▸ **Task directions**
Exactly as they appear, output all of the entries.

▸ **Data supplied**
---

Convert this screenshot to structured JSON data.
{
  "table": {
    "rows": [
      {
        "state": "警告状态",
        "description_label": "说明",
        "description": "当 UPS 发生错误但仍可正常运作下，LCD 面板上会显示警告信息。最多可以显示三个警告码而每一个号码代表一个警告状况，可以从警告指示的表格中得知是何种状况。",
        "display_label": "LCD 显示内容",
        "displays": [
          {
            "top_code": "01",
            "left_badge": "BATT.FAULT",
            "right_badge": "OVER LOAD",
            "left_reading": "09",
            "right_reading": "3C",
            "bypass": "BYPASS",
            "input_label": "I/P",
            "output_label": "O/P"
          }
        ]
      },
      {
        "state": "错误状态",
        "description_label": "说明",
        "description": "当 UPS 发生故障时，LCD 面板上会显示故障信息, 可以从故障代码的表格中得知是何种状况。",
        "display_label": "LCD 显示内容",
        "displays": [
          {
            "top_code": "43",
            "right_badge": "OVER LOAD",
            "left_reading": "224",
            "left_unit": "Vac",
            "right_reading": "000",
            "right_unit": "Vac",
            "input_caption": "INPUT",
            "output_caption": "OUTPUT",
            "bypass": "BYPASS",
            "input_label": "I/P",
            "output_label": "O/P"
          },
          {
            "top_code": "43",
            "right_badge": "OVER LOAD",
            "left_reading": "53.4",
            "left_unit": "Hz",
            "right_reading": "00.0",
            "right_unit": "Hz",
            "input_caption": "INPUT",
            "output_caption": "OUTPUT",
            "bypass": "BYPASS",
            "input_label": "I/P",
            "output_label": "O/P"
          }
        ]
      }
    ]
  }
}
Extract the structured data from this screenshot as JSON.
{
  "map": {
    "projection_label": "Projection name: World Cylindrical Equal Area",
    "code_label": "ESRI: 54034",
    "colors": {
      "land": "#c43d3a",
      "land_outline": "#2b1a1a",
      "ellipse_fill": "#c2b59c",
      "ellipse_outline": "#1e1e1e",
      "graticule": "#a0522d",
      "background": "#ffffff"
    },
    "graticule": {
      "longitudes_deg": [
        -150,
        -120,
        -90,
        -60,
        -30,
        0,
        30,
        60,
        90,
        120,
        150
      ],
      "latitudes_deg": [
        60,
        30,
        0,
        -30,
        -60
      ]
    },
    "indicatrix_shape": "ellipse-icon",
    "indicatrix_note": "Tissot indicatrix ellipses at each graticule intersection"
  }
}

---

▸ **Task output**
Convert this screenshot to structured JSON data.
{
  "table": {
    "rows": [
      {
        "state": "警告状态",
        "description_label": "说明",
        "description": "当 UPS 发生错误但仍可正常运作下，LCD 面板上会显示警告信息。最多可以显示三个警告码而每一个号码代表一个警告状况，可以从警告指示的表格中得知是何种状况。",
        "display_label": "LCD 显示内容",
        "displays": [
          {
            "top_code": "01",
            "left_badge": "BATT.FAULT",
            "right_badge": "OVER LOAD",
            "left_reading": "09",
            "right_reading": "3C",
            "bypass": "BYPASS",
            "input_label": "I/P",
            "output_label": "O/P"
          }
        ]
      },
      {
        "state": "错误状态",
        "description_label": "说明",
        "description": "当 UPS 发生故障时，LCD 面板上会显示故障信息, 可以从故障代码的表格中得知是何种状况。",
        "display_label": "LCD 显示内容",
        "displays": [
          {
            "top_code": "43",
            "right_badge": "OVER LOAD",
            "left_reading": "224",
            "left_unit": "Vac",
            "right_reading": "000",
            "right_unit": "Vac",
            "input_caption": "INPUT",
            "output_caption": "OUTPUT",
            "bypass": "BYPASS",
            "input_label": "I/P",
            "output_label": "O/P"
          },
          {
            "top_code": "43",
            "right_badge": "OVER LOAD",
            "left_reading": "53.4",
            "left_unit": "Hz",
            "right_reading": "00.0",
            "right_unit": "Hz",
            "input_caption": "INPUT",
            "output_caption": "OUTPUT",
            "bypass": "BYPASS",
            "input_label": "I/P",
            "output_label": "O/P"
          }
        ]
      }
    ]
  }
}
Extract the structured data from this screenshot as JSON.
{
  "map": {
    "projection_label": "Projection name: World Cylindrical Equal Area",
    "code_label": "ESRI: 54034",
    "colors": {
      "land": "#c43d3a",
      "land_outline": "#2b1a1a",
      "ellipse_fill": "#c2b59c",
      "ellipse_outline": "#1e1e1e",
      "graticule": "#a0522d",
      "background": "#ffffff"
    },
    "graticule": {
      "longitudes_deg": [
        -150,
        -120,
        -90,
        -60,
        -30,
        0,
        30,
        60,
        90,
        120,
        150
      ],
      "latitudes_deg": [
        60,
        30,
        0,
        -30,
        -60
      ]
    },
    "indicatrix_shape": "ellipse-icon",
    "indicatrix_note": "Tissot indicatrix ellipses at each graticule intersection"
  }
}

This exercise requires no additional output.